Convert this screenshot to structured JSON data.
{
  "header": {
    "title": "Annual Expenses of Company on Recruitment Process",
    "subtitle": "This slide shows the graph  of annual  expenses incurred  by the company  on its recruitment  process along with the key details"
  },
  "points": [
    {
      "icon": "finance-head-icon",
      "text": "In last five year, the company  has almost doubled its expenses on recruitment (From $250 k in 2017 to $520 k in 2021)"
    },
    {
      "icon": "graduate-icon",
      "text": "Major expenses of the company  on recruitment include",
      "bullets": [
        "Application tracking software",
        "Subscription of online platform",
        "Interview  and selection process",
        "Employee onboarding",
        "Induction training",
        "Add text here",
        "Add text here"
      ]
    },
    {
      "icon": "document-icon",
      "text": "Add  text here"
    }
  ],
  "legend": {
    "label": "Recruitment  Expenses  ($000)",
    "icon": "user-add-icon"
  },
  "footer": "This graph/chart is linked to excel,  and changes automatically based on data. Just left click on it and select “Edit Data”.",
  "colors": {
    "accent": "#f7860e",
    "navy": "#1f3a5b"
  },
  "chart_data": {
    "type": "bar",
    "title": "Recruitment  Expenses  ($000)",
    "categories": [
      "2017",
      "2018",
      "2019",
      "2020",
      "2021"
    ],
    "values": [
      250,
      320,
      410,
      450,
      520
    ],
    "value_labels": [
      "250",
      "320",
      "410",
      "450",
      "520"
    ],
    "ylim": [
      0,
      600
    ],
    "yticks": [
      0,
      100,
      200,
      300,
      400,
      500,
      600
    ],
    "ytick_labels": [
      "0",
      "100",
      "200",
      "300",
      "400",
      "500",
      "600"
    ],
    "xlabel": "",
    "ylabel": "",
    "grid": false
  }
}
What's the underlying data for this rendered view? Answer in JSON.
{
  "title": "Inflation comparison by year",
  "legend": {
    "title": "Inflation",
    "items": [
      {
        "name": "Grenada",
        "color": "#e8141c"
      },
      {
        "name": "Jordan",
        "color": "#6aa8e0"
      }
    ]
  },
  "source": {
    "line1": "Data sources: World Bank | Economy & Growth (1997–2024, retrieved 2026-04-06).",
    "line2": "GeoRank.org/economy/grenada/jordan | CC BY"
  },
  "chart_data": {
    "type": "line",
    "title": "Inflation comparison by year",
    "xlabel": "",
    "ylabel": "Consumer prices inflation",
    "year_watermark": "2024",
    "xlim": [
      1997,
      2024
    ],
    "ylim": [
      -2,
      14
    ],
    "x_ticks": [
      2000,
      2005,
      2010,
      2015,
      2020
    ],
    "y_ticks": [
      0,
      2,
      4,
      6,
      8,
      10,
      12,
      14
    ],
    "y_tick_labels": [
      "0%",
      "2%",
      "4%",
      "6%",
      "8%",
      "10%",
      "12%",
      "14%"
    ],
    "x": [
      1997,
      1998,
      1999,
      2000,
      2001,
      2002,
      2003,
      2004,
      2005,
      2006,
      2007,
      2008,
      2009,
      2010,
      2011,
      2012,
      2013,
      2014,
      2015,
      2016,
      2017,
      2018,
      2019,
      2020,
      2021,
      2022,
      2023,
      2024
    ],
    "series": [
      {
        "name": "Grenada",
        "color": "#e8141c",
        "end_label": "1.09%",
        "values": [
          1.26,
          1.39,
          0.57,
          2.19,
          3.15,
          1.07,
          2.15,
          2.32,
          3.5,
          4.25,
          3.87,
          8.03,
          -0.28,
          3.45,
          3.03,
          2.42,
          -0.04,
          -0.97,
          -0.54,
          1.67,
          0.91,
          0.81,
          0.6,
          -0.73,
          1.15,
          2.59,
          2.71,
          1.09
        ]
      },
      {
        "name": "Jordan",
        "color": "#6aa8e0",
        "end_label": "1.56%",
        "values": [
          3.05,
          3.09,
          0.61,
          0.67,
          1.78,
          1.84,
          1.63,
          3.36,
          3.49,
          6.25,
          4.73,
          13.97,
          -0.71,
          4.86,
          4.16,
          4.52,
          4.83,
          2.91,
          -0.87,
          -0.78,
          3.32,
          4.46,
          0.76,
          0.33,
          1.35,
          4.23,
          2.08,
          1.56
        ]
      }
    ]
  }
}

_ _ _ _ _

- _PROBLEM_
Please reproduce every line of the material word for word.

- _WRITTEN RESPONSE_
Convert this screenshot to structured JSON data.
{
  "header": {
    "title": "Annual Expenses of Company on Recruitment Process",
    "subtitle": "This slide shows the graph  of annual  expenses incurred  by the company  on its recruitment  process along with the key details"
  },
  "points": [
    {
      "icon": "finance-head-icon",
      "text": "In last five year, the company  has almost doubled its expenses on recruitment (From $250 k in 2017 to $520 k in 2021)"
    },
    {
      "icon": "graduate-icon",
      "text": "Major expenses of the company  on recruitment include",
      "bullets": [
        "Application tracking software",
        "Subscription of online platform",
        "Interview  and selection process",
        "Employee onboarding",
        "Induction training",
        "Add text here",
        "Add text here"
      ]
    },
    {
      "icon": "document-icon",
      "text": "Add  text here"
    }
  ],
  "legend": {
    "label": "Recruitment  Expenses  ($000)",
    "icon": "user-add-icon"
  },
  "footer": "This graph/chart is linked to excel,  and changes automatically based on data. Just left click on it and select “Edit Data”.",
  "colors": {
    "accent": "#f7860e",
    "navy": "#1f3a5b"
  },
  "chart_data": {
    "type": "bar",
    "title": "Recruitment  Expenses  ($000)",
    "categories": [
      "2017",
      "2018",
      "2019",
      "2020",
      "2021"
    ],
    "values": [
      250,
      320,
      410,
      450,
      520
    ],
    "value_labels": [
      "250",
      "320",
      "410",
      "450",
      "520"
    ],
    "ylim": [
      0,
      600
    ],
    "yticks": [
      0,
      100,
      200,
      300,
      400,
      500,
      600
    ],
    "ytick_labels": [
      "0",
      "100",
      "200",
      "300",
      "400",
      "500",
      "600"
    ],
    "xlabel": "",
    "ylabel": "",
    "grid": false
  }
}
What's the underlying data for this rendered view? Answer in JSON.
{
  "title": "Inflation comparison by year",
  "legend": {
    "title": "Inflation",
    "items": [
      {
        "name": "Grenada",
        "color": "#e8141c"
      },
      {
        "name": "Jordan",
        "color": "#6aa8e0"
      }
    ]
  },
  "source": {
    "line1": "Data sources: World Bank | Economy & Growth (1997–2024, retrieved 2026-04-06).",
    "line2": "GeoRank.org/economy/grenada/jordan | CC BY"
  },
  "chart_data": {
    "type": "line",
    "title": "Inflation comparison by year",
    "xlabel": "",
    "ylabel": "Consumer prices inflation",
    "year_watermark": "2024",
    "xlim": [
      1997,
      2024
    ],
    "ylim": [
      -2,
      14
    ],
    "x_ticks": [
      2000,
      2005,
      2010,
      2015,
      2020
    ],
    "y_ticks": [
      0,
      2,
      4,
      6,
      8,
      10,
      12,
      14
    ],
    "y_tick_labels": [
      "0%",
      "2%",
      "4%",
      "6%",
      "8%",
      "10%",
      "12%",
      "14%"
    ],
    "x": [
      1997,
      1998,
      1999,
      2000,
      2001,
      2002,
      2003,
      2004,
      2005,
      2006,
      2007,
      2008,
      2009,
      2010,
      2011,
      2012,
      2013,
      2014,
      2015,
      2016,
      2017,
      2018,
      2019,
      2020,
      2021,
      2022,
      2023,
      2024
    ],
    "series": [
      {
        "name": "Grenada",
        "color": "#e8141c",
        "end_label": "1.09%",
        "values": [
          1.26,
          1.39,
          0.57,
          2.19,
          3.15,
          1.07,
          2.15,
          2.32,
          3.5,
          4.25,
          3.87,
          8.03,
          -0.28,
          3.45,
          3.03,
          2.42,
          -0.04,
          -0.97,
          -0.54,
          1.67,
          0.91,
          0.81,
          0.6,
          -0.73,
          1.15,
          2.59,
          2.71,
          1.09
        ]
      },
      {
        "name": "Jordan",
        "color": "#6aa8e0",
        "end_label": "1.56%",
        "values": [
          3.05,
          3.09,
          0.61,
          0.67,
          1.78,
          1.84,
          1.63,
          3.36,
          3.49,
          6.25,
          4.73,
          13.97,
          -0.71,
          4.86,
          4.16,
          4.52,
          4.83,
          2.91,
          -0.87,
          -0.78,
          3.32,
          4.46,
          0.76,
          0.33,
          1.35,
          4.23,
          2.08,
          1.56
        ]
      }
    ]
  }
}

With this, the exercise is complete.